_Consigna 1_
Extrae literalmente las líneas de los registros: empieza en la primera línea de los registros y termina después de la que contiene "sketch-epsilon-left: ε [664, 347, 673, 369]", ambas incluidas.

_Texto para leer_
*-*-*

Dom 02.12.2007

EL PAíS  › OPINION

Cuestiones de contexto

› Por Mario Wainfeld

La trayectoria: La posición de la derecha argentina respecto del terrorismo de Estado fue mudando al conjuro de los cambios de época. Un primer estadio fue la negación lisa y llana: los desaparecidos no existían, eran emigrados no registrados. O, en una relativa variante: no hubo un plan sistemático de exterminio sino enfrentamientos irregulares con su secuela de víctimas.

Cuando la falacia se hizo insostenible, la bandera pasó de la negación a la impunidad. Pressing y abdicaciones de gobiernos democráticos mediante, ese afán consiguió cobertura legal. La autoamnistía primero, las leyes de obediencia debida y punto final, los indultos al fin, jalonaron una seguidilla de normas aberrantes. Se las acompañó con un discurso pretendidamente edificante: la reconciliación, la necesidad de cerrar heridas, la construcción del futuro sin mirar atrás, como la mujer de Lot.

Esa valla también fue vencida merced a la lucha de los organismos de derechos humanos como vanguardia, progresivamente acompañada por sectores crecientes de la opinión pública y, por último, por el actual gobierno. A esta altura de la brega (aunque sobreviven dinosaurios que niegan lo obvio o pretensas autoridades morales que exigen reconciliación sin confesión ni contrición), el eje se ha desplazado aún más. Se asume que los crímenes deben ser juzgados, pero parafraseando el viejo discurso de no mirar con un solo ojo, se insta la ampliación del concepto de delito de lesa humanidad, para que incluya acciones de las organizaciones armadas de los ’60 y los ’70.

*-*-*

_Material proporcionado_
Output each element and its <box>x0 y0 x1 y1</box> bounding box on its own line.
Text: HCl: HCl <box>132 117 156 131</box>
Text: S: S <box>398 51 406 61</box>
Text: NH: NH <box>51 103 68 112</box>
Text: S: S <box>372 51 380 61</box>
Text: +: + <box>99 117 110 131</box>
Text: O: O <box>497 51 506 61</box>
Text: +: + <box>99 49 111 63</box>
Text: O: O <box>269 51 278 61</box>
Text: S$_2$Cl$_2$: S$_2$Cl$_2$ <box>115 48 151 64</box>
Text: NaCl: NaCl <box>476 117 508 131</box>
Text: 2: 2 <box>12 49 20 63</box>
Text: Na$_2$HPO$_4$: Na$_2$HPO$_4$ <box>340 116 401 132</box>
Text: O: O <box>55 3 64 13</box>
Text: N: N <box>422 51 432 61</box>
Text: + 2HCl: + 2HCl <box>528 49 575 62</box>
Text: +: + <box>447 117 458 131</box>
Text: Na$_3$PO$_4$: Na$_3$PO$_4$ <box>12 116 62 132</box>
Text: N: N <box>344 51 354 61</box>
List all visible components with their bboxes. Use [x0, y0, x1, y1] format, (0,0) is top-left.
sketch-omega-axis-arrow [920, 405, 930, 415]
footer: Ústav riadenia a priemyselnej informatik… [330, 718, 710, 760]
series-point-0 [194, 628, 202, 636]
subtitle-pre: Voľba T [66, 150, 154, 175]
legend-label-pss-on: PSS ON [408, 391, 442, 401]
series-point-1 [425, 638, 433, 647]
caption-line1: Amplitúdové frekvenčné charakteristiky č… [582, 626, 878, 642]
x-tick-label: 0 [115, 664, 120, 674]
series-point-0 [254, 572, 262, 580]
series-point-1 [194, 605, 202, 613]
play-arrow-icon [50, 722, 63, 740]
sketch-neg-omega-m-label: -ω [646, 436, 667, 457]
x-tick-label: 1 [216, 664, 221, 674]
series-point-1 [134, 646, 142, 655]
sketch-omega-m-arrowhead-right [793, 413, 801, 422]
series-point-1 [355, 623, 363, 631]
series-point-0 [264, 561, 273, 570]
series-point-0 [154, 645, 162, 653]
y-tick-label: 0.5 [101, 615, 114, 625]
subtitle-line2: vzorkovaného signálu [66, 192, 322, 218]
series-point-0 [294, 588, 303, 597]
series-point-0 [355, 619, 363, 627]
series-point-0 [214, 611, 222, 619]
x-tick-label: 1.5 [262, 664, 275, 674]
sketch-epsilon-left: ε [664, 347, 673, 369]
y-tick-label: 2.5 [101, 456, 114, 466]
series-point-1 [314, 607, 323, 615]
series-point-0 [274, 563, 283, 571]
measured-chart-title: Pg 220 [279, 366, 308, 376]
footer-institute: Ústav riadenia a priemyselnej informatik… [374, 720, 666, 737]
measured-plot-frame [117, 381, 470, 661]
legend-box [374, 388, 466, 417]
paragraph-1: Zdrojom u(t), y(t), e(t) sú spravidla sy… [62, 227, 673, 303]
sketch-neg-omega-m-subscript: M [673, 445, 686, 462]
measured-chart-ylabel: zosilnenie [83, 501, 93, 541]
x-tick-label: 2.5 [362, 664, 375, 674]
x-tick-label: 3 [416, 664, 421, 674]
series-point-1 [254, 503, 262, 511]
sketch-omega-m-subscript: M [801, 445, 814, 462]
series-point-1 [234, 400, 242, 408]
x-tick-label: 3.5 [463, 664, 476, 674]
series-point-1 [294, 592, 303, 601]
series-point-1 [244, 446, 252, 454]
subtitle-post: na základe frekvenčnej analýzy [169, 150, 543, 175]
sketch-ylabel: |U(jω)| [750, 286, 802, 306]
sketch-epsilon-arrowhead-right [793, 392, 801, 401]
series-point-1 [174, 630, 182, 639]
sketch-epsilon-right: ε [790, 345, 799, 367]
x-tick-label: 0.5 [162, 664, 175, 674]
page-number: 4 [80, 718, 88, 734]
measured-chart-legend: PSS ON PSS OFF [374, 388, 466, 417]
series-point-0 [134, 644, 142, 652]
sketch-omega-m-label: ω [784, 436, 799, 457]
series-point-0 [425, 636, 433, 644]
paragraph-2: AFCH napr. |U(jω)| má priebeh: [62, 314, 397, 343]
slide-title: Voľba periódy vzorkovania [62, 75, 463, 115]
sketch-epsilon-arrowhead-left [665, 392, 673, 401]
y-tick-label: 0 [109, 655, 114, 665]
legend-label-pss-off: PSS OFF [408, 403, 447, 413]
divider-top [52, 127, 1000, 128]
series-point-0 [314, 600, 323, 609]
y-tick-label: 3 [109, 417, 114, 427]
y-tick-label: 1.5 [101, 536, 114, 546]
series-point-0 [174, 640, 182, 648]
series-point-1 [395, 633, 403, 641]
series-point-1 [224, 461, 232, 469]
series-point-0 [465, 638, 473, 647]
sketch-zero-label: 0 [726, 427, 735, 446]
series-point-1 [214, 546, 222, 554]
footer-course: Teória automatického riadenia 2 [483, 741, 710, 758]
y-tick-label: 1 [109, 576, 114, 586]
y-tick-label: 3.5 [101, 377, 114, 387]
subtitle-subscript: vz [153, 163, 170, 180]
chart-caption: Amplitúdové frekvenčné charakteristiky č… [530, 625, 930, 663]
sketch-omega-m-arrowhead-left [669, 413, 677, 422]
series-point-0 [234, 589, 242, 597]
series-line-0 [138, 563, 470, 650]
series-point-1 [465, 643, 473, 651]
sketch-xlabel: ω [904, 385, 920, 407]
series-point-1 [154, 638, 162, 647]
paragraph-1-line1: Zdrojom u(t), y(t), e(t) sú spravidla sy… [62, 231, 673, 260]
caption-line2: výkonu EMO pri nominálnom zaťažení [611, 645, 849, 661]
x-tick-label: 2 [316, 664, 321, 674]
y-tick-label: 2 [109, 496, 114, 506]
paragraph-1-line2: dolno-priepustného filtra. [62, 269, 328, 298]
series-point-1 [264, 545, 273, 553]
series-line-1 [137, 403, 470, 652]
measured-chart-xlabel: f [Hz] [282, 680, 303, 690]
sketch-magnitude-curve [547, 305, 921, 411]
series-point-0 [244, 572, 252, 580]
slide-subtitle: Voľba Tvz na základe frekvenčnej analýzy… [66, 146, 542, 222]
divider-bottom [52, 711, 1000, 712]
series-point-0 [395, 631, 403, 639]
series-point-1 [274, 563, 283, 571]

*-*-*

_Consigna 2_
Copia sin cambios el fragmento de la columna sobre la derecha argentina y el terrorismo de Estado que empieza en las palabras "Cuando la falacia" y termina después de "mujer de Lot.".

_Respuesta correcta 1_
Output each element and its <box>x0 y0 x1 y1</box> bounding box on its own line.
Text: HCl: HCl <box>132 117 156 131</box>
Text: S: S <box>398 51 406 61</box>
Text: NH: NH <box>51 103 68 112</box>
Text: S: S <box>372 51 380 61</box>
Text: +: + <box>99 117 110 131</box>
Text: O: O <box>497 51 506 61</box>
Text: +: + <box>99 49 111 63</box>
Text: O: O <box>269 51 278 61</box>
Text: S$_2$Cl$_2$: S$_2$Cl$_2$ <box>115 48 151 64</box>
Text: NaCl: NaCl <box>476 117 508 131</box>
Text: 2: 2 <box>12 49 20 63</box>
Text: Na$_2$HPO$_4$: Na$_2$HPO$_4$ <box>340 116 401 132</box>
Text: O: O <box>55 3 64 13</box>
Text: N: N <box>422 51 432 61</box>
Text: + 2HCl: + 2HCl <box>528 49 575 62</box>
Text: +: + <box>447 117 458 131</box>
Text: Na$_3$PO$_4$: Na$_3$PO$_4$ <box>12 116 62 132</box>
Text: N: N <box>344 51 354 61</box>
List all visible components with their bboxes. Use [x0, y0, x1, y1] format, (0,0) is top-left.
sketch-omega-axis-arrow [920, 405, 930, 415]
footer: Ústav riadenia a priemyselnej informatik… [330, 718, 710, 760]
series-point-0 [194, 628, 202, 636]
subtitle-pre: Voľba T [66, 150, 154, 175]
legend-label-pss-on: PSS ON [408, 391, 442, 401]
series-point-1 [425, 638, 433, 647]
caption-line1: Amplitúdové frekvenčné charakteristiky č… [582, 626, 878, 642]
x-tick-label: 0 [115, 664, 120, 674]
series-point-0 [254, 572, 262, 580]
series-point-1 [194, 605, 202, 613]
play-arrow-icon [50, 722, 63, 740]
sketch-neg-omega-m-label: -ω [646, 436, 667, 457]
x-tick-label: 1 [216, 664, 221, 674]
series-point-1 [134, 646, 142, 655]
sketch-omega-m-arrowhead-right [793, 413, 801, 422]
series-point-1 [355, 623, 363, 631]
series-point-0 [264, 561, 273, 570]
series-point-0 [154, 645, 162, 653]
y-tick-label: 0.5 [101, 615, 114, 625]
subtitle-line2: vzorkovaného signálu [66, 192, 322, 218]
series-point-0 [294, 588, 303, 597]
series-point-0 [355, 619, 363, 627]
series-point-0 [214, 611, 222, 619]
x-tick-label: 1.5 [262, 664, 275, 674]
sketch-epsilon-left: ε [664, 347, 673, 369]

_Respuesta correcta 2_
Cuando la falacia se hizo insostenible, la bandera pasó de la negación a la impunidad. Pressing y abdicaciones de gobiernos democráticos mediante, ese afán consiguió cobertura legal. La autoamnistía primero, las leyes de obediencia debida y punto final, los indultos al fin, jalonaron una seguidilla de normas aberrantes. Se las acompañó con un discurso pretendidamente edificante: la reconciliación, la necesidad de cerrar heridas, la construcción del futuro sin mirar atrás, como la mujer de Lot.